(Data records)

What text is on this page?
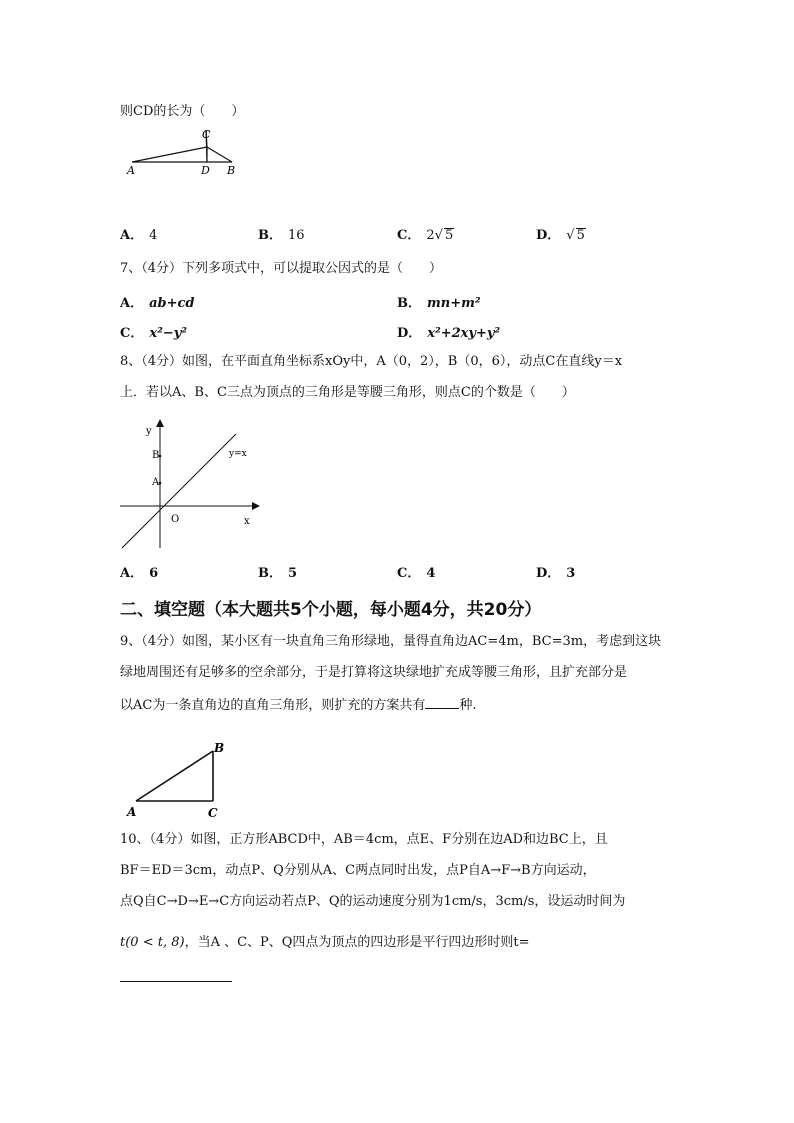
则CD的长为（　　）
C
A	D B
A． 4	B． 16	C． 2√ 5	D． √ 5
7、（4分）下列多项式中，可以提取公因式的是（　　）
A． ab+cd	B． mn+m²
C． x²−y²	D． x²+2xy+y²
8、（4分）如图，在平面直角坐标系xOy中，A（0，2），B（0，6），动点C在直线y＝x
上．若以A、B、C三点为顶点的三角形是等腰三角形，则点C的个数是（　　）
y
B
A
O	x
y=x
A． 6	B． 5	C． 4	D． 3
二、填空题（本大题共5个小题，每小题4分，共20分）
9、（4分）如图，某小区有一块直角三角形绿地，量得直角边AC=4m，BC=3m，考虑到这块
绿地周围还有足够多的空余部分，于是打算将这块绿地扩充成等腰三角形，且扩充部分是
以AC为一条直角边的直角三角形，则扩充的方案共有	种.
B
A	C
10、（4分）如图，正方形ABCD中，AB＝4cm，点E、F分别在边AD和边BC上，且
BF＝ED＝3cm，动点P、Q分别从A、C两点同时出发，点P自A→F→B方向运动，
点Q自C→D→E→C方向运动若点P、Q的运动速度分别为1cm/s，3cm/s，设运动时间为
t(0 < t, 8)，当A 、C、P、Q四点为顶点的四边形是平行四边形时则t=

*Short exercise:*
Make an exact copy of the records shown above, without the pictures.

*Solution to this task:*
What text is on this page?
则CD的长为（　　）
C
A	D B
A． 4	B． 16	C． 2√ 5	D． √ 5
7、（4分）下列多项式中，可以提取公因式的是（　　）
A． ab+cd	B． mn+m²
C． x²−y²	D． x²+2xy+y²
8、（4分）如图，在平面直角坐标系xOy中，A（0，2），B（0，6），动点C在直线y＝x
上．若以A、B、C三点为顶点的三角形是等腰三角形，则点C的个数是（　　）
y
B
A
O	x
y=x
A． 6	B． 5	C． 4	D． 3
二、填空题（本大题共5个小题，每小题4分，共20分）
9、（4分）如图，某小区有一块直角三角形绿地，量得直角边AC=4m，BC=3m，考虑到这块
绿地周围还有足够多的空余部分，于是打算将这块绿地扩充成等腰三角形，且扩充部分是
以AC为一条直角边的直角三角形，则扩充的方案共有	种.
B
A	C
10、（4分）如图，正方形ABCD中，AB＝4cm，点E、F分别在边AD和边BC上，且
BF＝ED＝3cm，动点P、Q分别从A、C两点同时出发，点P自A→F→B方向运动，
点Q自C→D→E→C方向运动若点P、Q的运动速度分别为1cm/s，3cm/s，设运动时间为
t(0 < t, 8)，当A 、C、P、Q四点为顶点的四边形是平行四边形时则t=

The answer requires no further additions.